[BEGIN Excerpted data]

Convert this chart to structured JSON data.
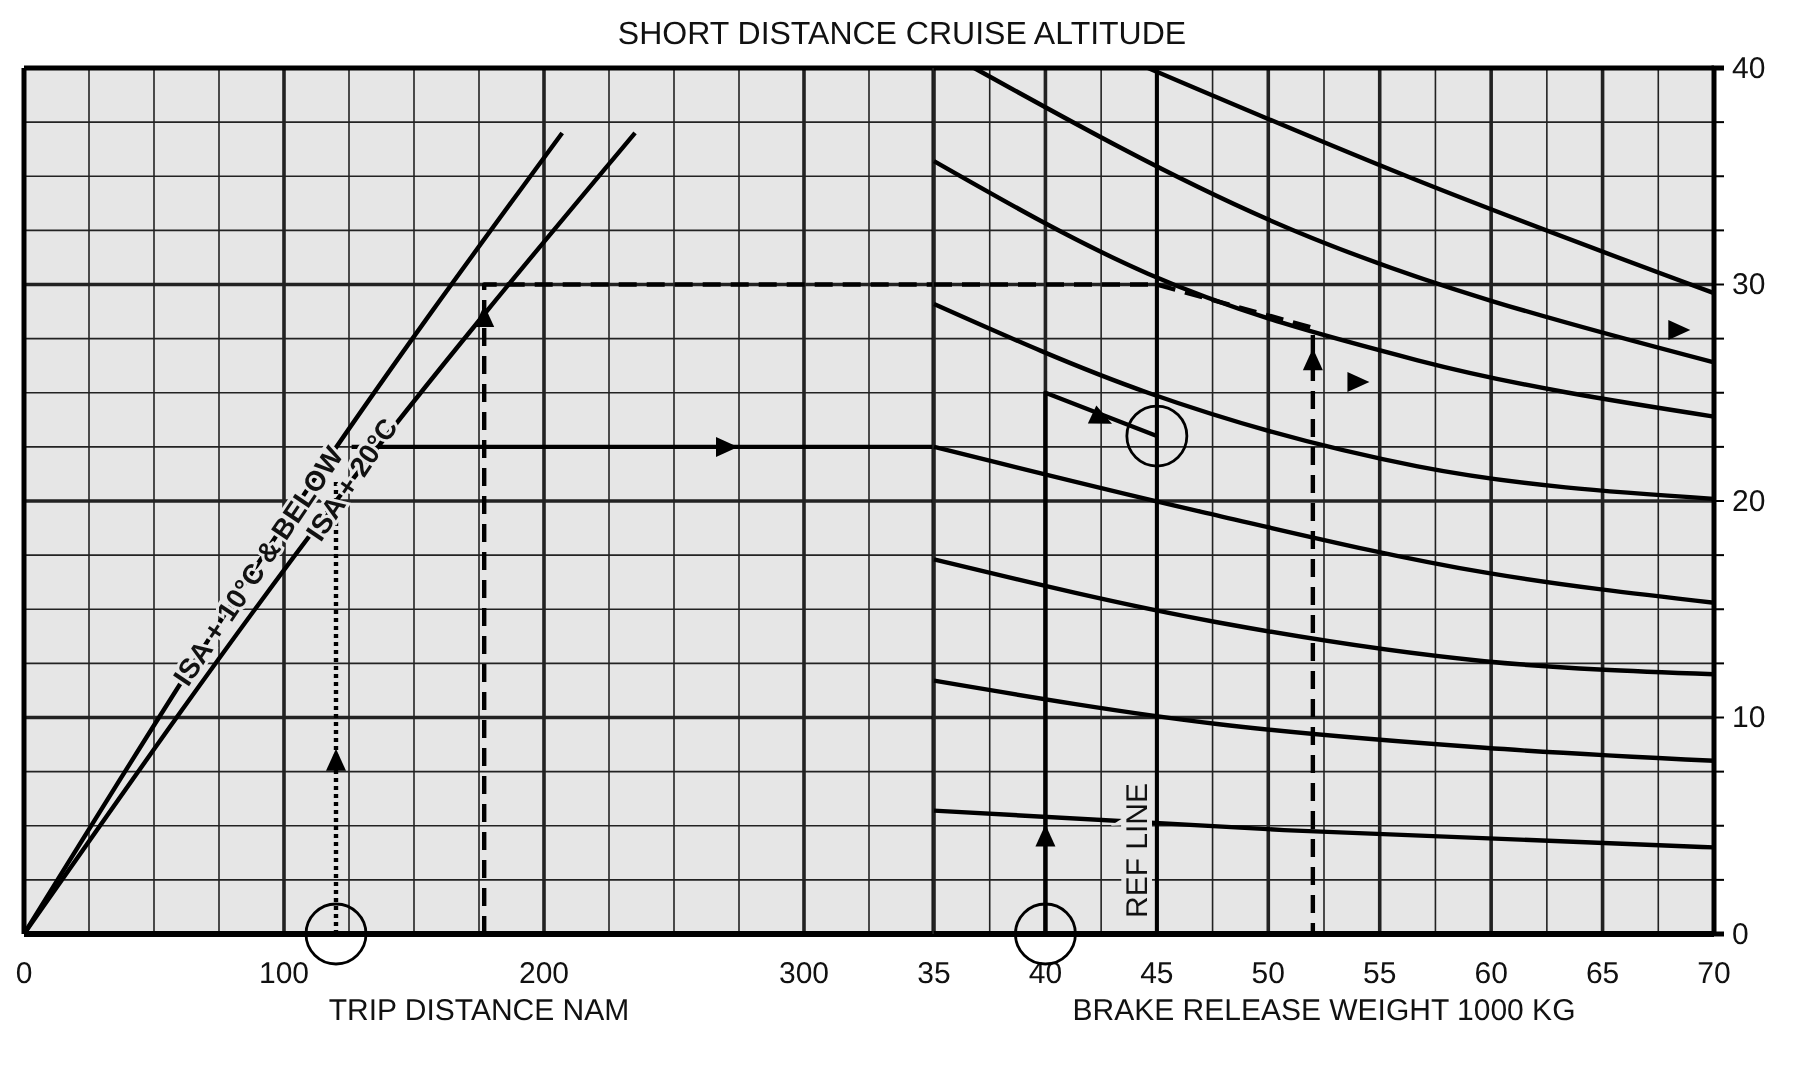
{
  "chart_data": [
    {
      "type": "line",
      "title": "SHORT DISTANCE CRUISE ALTITUDE",
      "xlabel": "TRIP DISTANCE NAM",
      "xlim": [
        0,
        350
      ],
      "ylim": [
        0,
        40
      ],
      "xticks": [
        0,
        {
          "value": 25,
          "label": null
        },
        {
          "value": 50,
          "label": null
        },
        {
          "value": 75,
          "label": null
        },
        100,
        {
          "value": 125,
          "label": null
        },
        {
          "value": 150,
          "label": null
        },
        {
          "value": 175,
          "label": null
        },
        200,
        {
          "value": 225,
          "label": null
        },
        {
          "value": 250,
          "label": null
        },
        {
          "value": 275,
          "label": null
        },
        300,
        {
          "value": 325,
          "label": null
        }
      ],
      "yticks": [
        0,
        {
          "value": 2.5,
          "label": null
        },
        {
          "value": 5,
          "label": null
        },
        {
          "value": 7.5,
          "label": null
        },
        10,
        {
          "value": 12.5,
          "label": null
        },
        {
          "value": 15,
          "label": null
        },
        {
          "value": 17.5,
          "label": null
        },
        20,
        {
          "value": 22.5,
          "label": null
        },
        {
          "value": 25,
          "label": null
        },
        {
          "value": 27.5,
          "label": null
        },
        30,
        {
          "value": 32.5,
          "label": null
        },
        {
          "value": 35,
          "label": null
        },
        {
          "value": 37.5,
          "label": null
        },
        40
      ],
      "tick_labels": "x",
      "grid": true,
      "series": [
        {
          "color": "#000000",
          "x": [
            0,
            106,
            207
          ],
          "values": [
            0,
            20,
            37
          ]
        },
        {
          "color": "#000000",
          "x": [
            0,
            120,
            235
          ],
          "values": [
            0,
            20,
            37
          ]
        },
        {
          "color": "#000000",
          "x": [
            120,
            120
          ],
          "values": [
            0,
            21
          ],
          "line_style": "dotted"
        },
        {
          "color": "#000000",
          "x": [
            126,
            350
          ],
          "values": [
            22.5,
            22.5
          ]
        },
        {
          "color": "#000000",
          "x": [
            177,
            177,
            350
          ],
          "values": [
            0,
            30,
            30
          ],
          "line_style": "dashed"
        }
      ],
      "annotations": [
        {
          "text": "ISA + 10°C & BELOW",
          "x": 90,
          "y": 17
        },
        {
          "text": "ISA + 20°C",
          "x": 126,
          "y": 21
        }
      ]
    },
    {
      "type": "line",
      "xlabel": "BRAKE RELEASE WEIGHT   1000 KG",
      "xlim": [
        35,
        70
      ],
      "ylim": [
        0,
        40
      ],
      "xticks": [
        35,
        {
          "value": 37.5,
          "label": null
        },
        40,
        {
          "value": 42.5,
          "label": null
        },
        45,
        {
          "value": 47.5,
          "label": null
        },
        50,
        {
          "value": 52.5,
          "label": null
        },
        55,
        {
          "value": 57.5,
          "label": null
        },
        60,
        {
          "value": 62.5,
          "label": null
        },
        65,
        {
          "value": 67.5,
          "label": null
        },
        70
      ],
      "yticks": [
        0,
        {
          "value": 2.5,
          "label": null
        },
        {
          "value": 5,
          "label": null
        },
        {
          "value": 7.5,
          "label": null
        },
        10,
        {
          "value": 12.5,
          "label": null
        },
        {
          "value": 15,
          "label": null
        },
        {
          "value": 17.5,
          "label": null
        },
        20,
        {
          "value": 22.5,
          "label": null
        },
        {
          "value": 25,
          "label": null
        },
        {
          "value": 27.5,
          "label": null
        },
        30,
        {
          "value": 32.5,
          "label": null
        },
        {
          "value": 35,
          "label": null
        },
        {
          "value": 37.5,
          "label": null
        },
        40
      ],
      "grid": true,
      "series": [
        {
          "color": "#000000",
          "x": [
            44.6,
            56.7,
            70
          ],
          "values": [
            40,
            34.8,
            29.6
          ]
        },
        {
          "color": "#000000",
          "x": [
            36.8,
            50,
            70
          ],
          "values": [
            40,
            33,
            26.4
          ]
        },
        {
          "color": "#000000",
          "x": [
            35,
            44.6,
            56.7,
            70
          ],
          "values": [
            35.7,
            30.5,
            26.5,
            23.9
          ]
        },
        {
          "color": "#000000",
          "x": [
            35,
            44.6,
            56.7,
            70
          ],
          "values": [
            29.1,
            25,
            21.6,
            20.1
          ]
        },
        {
          "color": "#000000",
          "x": [
            35,
            47,
            59.7,
            70
          ],
          "values": [
            22.5,
            19.5,
            16.7,
            15.3
          ]
        },
        {
          "color": "#000000",
          "x": [
            35,
            47.7,
            59.7,
            70
          ],
          "values": [
            17.3,
            14.4,
            12.6,
            12
          ]
        },
        {
          "color": "#000000",
          "x": [
            35,
            47.7,
            59.7,
            70
          ],
          "values": [
            11.7,
            9.7,
            8.6,
            8
          ]
        },
        {
          "color": "#000000",
          "x": [
            35,
            50.7,
            70
          ],
          "values": [
            5.7,
            4.8,
            4
          ]
        },
        {
          "color": "#000000",
          "x": [
            40,
            40,
            45
          ],
          "values": [
            0,
            25,
            23
          ]
        },
        {
          "color": "#000000",
          "x": [
            35,
            45,
            52,
            52
          ],
          "values": [
            30,
            30,
            28,
            0
          ],
          "line_style": "dashed"
        }
      ],
      "ref_lines": [
        {
          "axis": "x",
          "value": 45,
          "label": "REF LINE"
        }
      ]
    }
  ]
}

[END Excerpted data]

Written task: Give every line back word for word and leave the pictures out.

The solution:
Convert this chart to structured JSON data.
{
  "chart_data": [
    {
      "type": "line",
      "title": "SHORT DISTANCE CRUISE ALTITUDE",
      "xlabel": "TRIP DISTANCE NAM",
      "xlim": [
        0,
        350
      ],
      "ylim": [
        0,
        40
      ],
      "xticks": [
        0,
        {
          "value": 25,
          "label": null
        },
        {
          "value": 50,
          "label": null
        },
        {
          "value": 75,
          "label": null
        },
        100,
        {
          "value": 125,
          "label": null
        },
        {
          "value": 150,
          "label": null
        },
        {
          "value": 175,
          "label": null
        },
        200,
        {
          "value": 225,
          "label": null
        },
        {
          "value": 250,
          "label": null
        },
        {
          "value": 275,
          "label": null
        },
        300,
        {
          "value": 325,
          "label": null
        }
      ],
      "yticks": [
        0,
        {
          "value": 2.5,
          "label": null
        },
        {
          "value": 5,
          "label": null
        },
        {
          "value": 7.5,
          "label": null
        },
        10,
        {
          "value": 12.5,
          "label": null
        },
        {
          "value": 15,
          "label": null
        },
        {
          "value": 17.5,
          "label": null
        },
        20,
        {
          "value": 22.5,
          "label": null
        },
        {
          "value": 25,
          "label": null
        },
        {
          "value": 27.5,
          "label": null
        },
        30,
        {
          "value": 32.5,
          "label": null
        },
        {
          "value": 35,
          "label": null
        },
        {
          "value": 37.5,
          "label": null
        },
        40
      ],
      "tick_labels": "x",
      "grid": true,
      "series": [
        {
          "color": "#000000",
          "x": [
            0,
            106,
            207
          ],
          "values": [
            0,
            20,
            37
          ]
        },
        {
          "color": "#000000",
          "x": [
            0,
            120,
            235
          ],
          "values": [
            0,
            20,
            37
          ]
        },
        {
          "color": "#000000",
          "x": [
            120,
            120
          ],
          "values": [
            0,
            21
          ],
          "line_style": "dotted"
        },
        {
          "color": "#000000",
          "x": [
            126,
            350
          ],
          "values": [
            22.5,
            22.5
          ]
        },
        {
          "color": "#000000",
          "x": [
            177,
            177,
            350
          ],
          "values": [
            0,
            30,
            30
          ],
          "line_style": "dashed"
        }
      ],
      "annotations": [
        {
          "text": "ISA + 10°C & BELOW",
          "x": 90,
          "y": 17
        },
        {
          "text": "ISA + 20°C",
          "x": 126,
          "y": 21
        }
      ]
    },
    {
      "type": "line",
      "xlabel": "BRAKE RELEASE WEIGHT   1000 KG",
      "xlim": [
        35,
        70
      ],
      "ylim": [
        0,
        40
      ],
      "xticks": [
        35,
        {
          "value": 37.5,
          "label": null
        },
        40,
        {
          "value": 42.5,
          "label": null
        },
        45,
        {
          "value": 47.5,
          "label": null
        },
        50,
        {
          "value": 52.5,
          "label": null
        },
        55,
        {
          "value": 57.5,
          "label": null
        },
        60,
        {
          "value": 62.5,
          "label": null
        },
        65,
        {
          "value": 67.5,
          "label": null
        },
        70
      ],
      "yticks": [
        0,
        {
          "value": 2.5,
          "label": null
        },
        {
          "value": 5,
          "label": null
        },
        {
          "value": 7.5,
          "label": null
        },
        10,
        {
          "value": 12.5,
          "label": null
        },
        {
          "value": 15,
          "label": null
        },
        {
          "value": 17.5,
          "label": null
        },
        20,
        {
          "value": 22.5,
          "label": null
        },
        {
          "value": 25,
          "label": null
        },
        {
          "value": 27.5,
          "label": null
        },
        30,
        {
          "value": 32.5,
          "label": null
        },
        {
          "value": 35,
          "label": null
        },
        {
          "value": 37.5,
          "label": null
        },
        40
      ],
      "grid": true,
      "series": [
        {
          "color": "#000000",
          "x": [
            44.6,
            56.7,
            70
          ],
          "values": [
            40,
            34.8,
            29.6
          ]
        },
        {
          "color": "#000000",
          "x": [
            36.8,
            50,
            70
          ],
          "values": [
            40,
            33,
            26.4
          ]
        },
        {
          "color": "#000000",
          "x": [
            35,
            44.6,
            56.7,
            70
          ],
          "values": [
            35.7,
            30.5,
            26.5,
            23.9
          ]
        },
        {
          "color": "#000000",
          "x": [
            35,
            44.6,
            56.7,
            70
          ],
          "values": [
            29.1,
            25,
            21.6,
            20.1
          ]
        },
        {
          "color": "#000000",
          "x": [
            35,
            47,
            59.7,
            70
          ],
          "values": [
            22.5,
            19.5,
            16.7,
            15.3
          ]
        },
        {
          "color": "#000000",
          "x": [
            35,
            47.7,
            59.7,
            70
          ],
          "values": [
            17.3,
            14.4,
            12.6,
            12
          ]
        },
        {
          "color": "#000000",
          "x": [
            35,
            47.7,
            59.7,
            70
          ],
          "values": [
            11.7,
            9.7,
            8.6,
            8
          ]
        },
        {
          "color": "#000000",
          "x": [
            35,
            50.7,
            70
          ],
          "values": [
            5.7,
            4.8,
            4
          ]
        },
        {
          "color": "#000000",
          "x": [
            40,
            40,
            45
          ],
          "values": [
            0,
            25,
            23
          ]
        },
        {
          "color": "#000000",
          "x": [
            35,
            45,
            52,
            52
          ],
          "values": [
            30,
            30,
            28,
            0
          ],
          "line_style": "dashed"
        }
      ],
      "ref_lines": [
        {
          "axis": "x",
          "value": 45,
          "label": "REF LINE"
        }
      ]
    }
  ]
}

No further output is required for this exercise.